Paying monthly gives an annual cost of £140.27 (assuming you're also buying a domain name at £10.79/year); a 3-year cost of £420.81; with the 5-year cost being £701.35.

If you know how to configure and manage a server, you are better off going the VPS route with Hostinger.

Resources

Like SiteGround, there's no free domain included with the entry-level plan with Hostinger. I also couldn't see an obvious way to add one at the checkout for the hosting. Perhaps that's why it is billed as best for SMBs which may already have a domain which they can transfer in, or change DNS settings for elsewhere.

Hostinger bill their entry tier hosting as being good for ~10,000 visits per month. This is the same as SiteGround and likely what is intended with Bluehost - though they just say their bandwidth is unmetered. What sets Hostinger apart from SiteGround and Bluehost is the disk space. 50GB storage is available on the entry hosting, as well as a free SSL certificate and a weekly backup.

That's likely to be sufficient for a lot of smaller businesses, even if they have a fairly image intensive blog. However, there's no option for a staging environment until their top-tier, unless you want to use a subdomain and do it manually on their middle-tier (that's a perfectly viable option).

On the VPS side, the entry level hosting gets you 1GB RAM, 1vCPU, 20GB disk space, 1TB bandwidth and a dedicated IP address. It's not a great deal, but you can't expect it to be for the money.

The biggest concern with their VPS product is the network. This is on a 100Mbps network. That might seem like a lot, but there's a lot of ISPs out there offering internet speeds to homes faster than that. The network here could end up being a bottleneck to delivering content to your clients.

Support

Hostinger has a dedicated knowledgebase to help people. This is available to anyone. They also offer 24/7 live chat support on all of their plans. There may be more options to raise a ticket for future when you have signed up, and access to that live chat should become available when you are logged in. But details about their support are fairly limited (restricted to a hoverover ? icon against their plans.

Locations

There's not a lot of information about datacenter locations for Hostinger on their website. The closest I can find is via their status page.

This lists different locations for data centers and their various different services (email, payment, shared hosting, cloud hosting etc.). Doing a little bit of digging and (potentially incorrect) extrapolation, it looks like Hostinger don't run their own data centers, instead preferring to rent resources from other providers like AWS (for emails), OVH for servers, possibly ANS (formerly UK Fast) or Fasthosts - I'd wager the latter based on the cost of their offerings) and others.

....

▸ **SET OF TASKS**:
[1] List each specification of the entry-level VPS plan given in the Hostinger text.
[2] Carry on the Hostinger text from its final sentence.
The items below come from a separate, unrelated source.

Document layout detection data:

....

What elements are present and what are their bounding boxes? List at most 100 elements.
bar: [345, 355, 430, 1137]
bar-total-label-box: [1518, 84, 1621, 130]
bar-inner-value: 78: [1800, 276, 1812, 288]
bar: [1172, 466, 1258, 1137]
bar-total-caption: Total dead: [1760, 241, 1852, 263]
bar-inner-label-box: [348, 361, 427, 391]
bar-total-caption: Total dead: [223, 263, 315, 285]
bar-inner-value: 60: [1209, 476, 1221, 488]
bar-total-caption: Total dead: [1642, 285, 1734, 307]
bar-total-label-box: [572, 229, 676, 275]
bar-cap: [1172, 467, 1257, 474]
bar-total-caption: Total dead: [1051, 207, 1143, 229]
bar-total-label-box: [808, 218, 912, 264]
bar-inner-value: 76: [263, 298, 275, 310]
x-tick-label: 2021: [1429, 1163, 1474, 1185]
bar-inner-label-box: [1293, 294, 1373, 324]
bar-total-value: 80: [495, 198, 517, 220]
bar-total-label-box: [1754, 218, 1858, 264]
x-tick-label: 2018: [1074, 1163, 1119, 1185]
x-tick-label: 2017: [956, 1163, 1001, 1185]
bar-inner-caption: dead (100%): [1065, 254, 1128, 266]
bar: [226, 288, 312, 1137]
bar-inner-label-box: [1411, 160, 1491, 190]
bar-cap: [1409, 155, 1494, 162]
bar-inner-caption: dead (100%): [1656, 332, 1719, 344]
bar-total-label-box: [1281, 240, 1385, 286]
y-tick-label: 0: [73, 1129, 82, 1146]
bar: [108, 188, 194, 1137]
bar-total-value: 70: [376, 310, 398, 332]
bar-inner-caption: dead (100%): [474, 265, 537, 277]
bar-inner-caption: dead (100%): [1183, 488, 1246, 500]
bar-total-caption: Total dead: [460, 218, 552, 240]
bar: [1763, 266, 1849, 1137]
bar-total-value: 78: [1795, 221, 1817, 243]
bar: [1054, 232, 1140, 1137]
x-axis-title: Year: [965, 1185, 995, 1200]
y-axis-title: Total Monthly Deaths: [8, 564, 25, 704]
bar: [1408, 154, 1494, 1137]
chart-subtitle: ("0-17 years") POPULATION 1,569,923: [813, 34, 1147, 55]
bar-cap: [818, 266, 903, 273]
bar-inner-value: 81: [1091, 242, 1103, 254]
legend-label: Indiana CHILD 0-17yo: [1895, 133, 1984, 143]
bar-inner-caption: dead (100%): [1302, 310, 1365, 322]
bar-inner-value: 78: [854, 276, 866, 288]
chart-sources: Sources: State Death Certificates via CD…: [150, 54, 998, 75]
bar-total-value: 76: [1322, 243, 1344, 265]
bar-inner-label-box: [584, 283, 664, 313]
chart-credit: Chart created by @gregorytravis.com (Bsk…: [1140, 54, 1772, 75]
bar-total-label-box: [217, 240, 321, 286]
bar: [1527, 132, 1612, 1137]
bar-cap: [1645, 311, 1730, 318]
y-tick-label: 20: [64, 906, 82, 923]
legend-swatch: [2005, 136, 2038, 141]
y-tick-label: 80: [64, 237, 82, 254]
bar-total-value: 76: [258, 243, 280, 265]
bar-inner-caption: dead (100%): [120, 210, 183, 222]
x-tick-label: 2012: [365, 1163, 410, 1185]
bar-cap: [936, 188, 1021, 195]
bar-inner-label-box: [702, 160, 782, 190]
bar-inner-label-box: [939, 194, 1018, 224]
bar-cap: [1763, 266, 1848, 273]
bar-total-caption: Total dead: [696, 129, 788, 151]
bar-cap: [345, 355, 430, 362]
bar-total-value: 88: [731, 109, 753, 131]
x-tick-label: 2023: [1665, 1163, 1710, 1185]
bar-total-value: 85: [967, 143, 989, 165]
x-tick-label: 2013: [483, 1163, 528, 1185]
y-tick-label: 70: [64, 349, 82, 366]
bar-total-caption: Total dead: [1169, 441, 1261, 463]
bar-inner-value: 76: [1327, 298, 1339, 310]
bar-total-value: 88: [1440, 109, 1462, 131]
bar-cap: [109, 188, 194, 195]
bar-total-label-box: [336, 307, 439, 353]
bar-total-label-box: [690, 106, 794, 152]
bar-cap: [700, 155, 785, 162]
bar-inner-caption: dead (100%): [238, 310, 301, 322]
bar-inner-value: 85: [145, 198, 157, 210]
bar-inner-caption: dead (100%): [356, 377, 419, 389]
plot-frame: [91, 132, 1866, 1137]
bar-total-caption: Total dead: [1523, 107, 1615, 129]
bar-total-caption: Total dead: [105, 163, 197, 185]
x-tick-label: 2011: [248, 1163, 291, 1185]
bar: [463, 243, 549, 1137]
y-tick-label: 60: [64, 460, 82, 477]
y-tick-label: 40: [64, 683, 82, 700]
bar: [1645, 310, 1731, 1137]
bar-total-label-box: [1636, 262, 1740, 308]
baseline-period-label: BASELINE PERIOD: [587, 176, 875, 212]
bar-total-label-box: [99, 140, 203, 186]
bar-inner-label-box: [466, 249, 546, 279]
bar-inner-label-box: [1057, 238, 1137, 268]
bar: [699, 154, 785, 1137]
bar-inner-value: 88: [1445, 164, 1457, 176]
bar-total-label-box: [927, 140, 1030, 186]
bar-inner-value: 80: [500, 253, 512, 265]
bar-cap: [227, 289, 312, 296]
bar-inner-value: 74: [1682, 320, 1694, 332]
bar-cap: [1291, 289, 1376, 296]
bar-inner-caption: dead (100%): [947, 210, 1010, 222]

....

▸ **RESPONSES**:
[1] 1GB RAM, 1vCPU, 20GB disk space, 1TB bandwidth, a dedicated IP address

[2]
That might not be a bad thing, as it means they aren't reliant on a single supplier for everything. On the other hand, it may mean that if there is an incident, then they won't have an update until their provider has an update. That puts you, their customer, even further down the chain. Not exactly ideal if you are a reseller and your clients add to that chain.

I also saw nowhere on in the checkout process for hosting to be able to select your desired location for hosting. As with Bluehost, this might not be an issue for you if you only do business outside of the EU, but may mean you fall foul of GDPR regulations otherwise.

Conclusion

On the surface the cheap long-term options offered by Hostinger are certianly appealing. If you are starting a blog and want long-term, low-cost hosting, this could be ideal.

As a reference point, I pay more than their entry level hosting for this site (at the time of writing), and have used around 10GB space for images on here. The 50GB space on offer should keep most hobbyists going for long enough that the 4-year tie in isn't an issue, unless the service and performance is poor.

The VPS hosting specs look fine, except the network which I highlighted earlier. I think that product is one to skip with Hostinger.

As an UK/EU resident, my primary concern is the lack of control over where my data are stored, and the data of my clients. With no option to select a location or region at checkout, the only assumption is that it's randomly allocated. Your site could be hosted on the other side of the planet from where you are. Again, skip this one if those are concerns for you.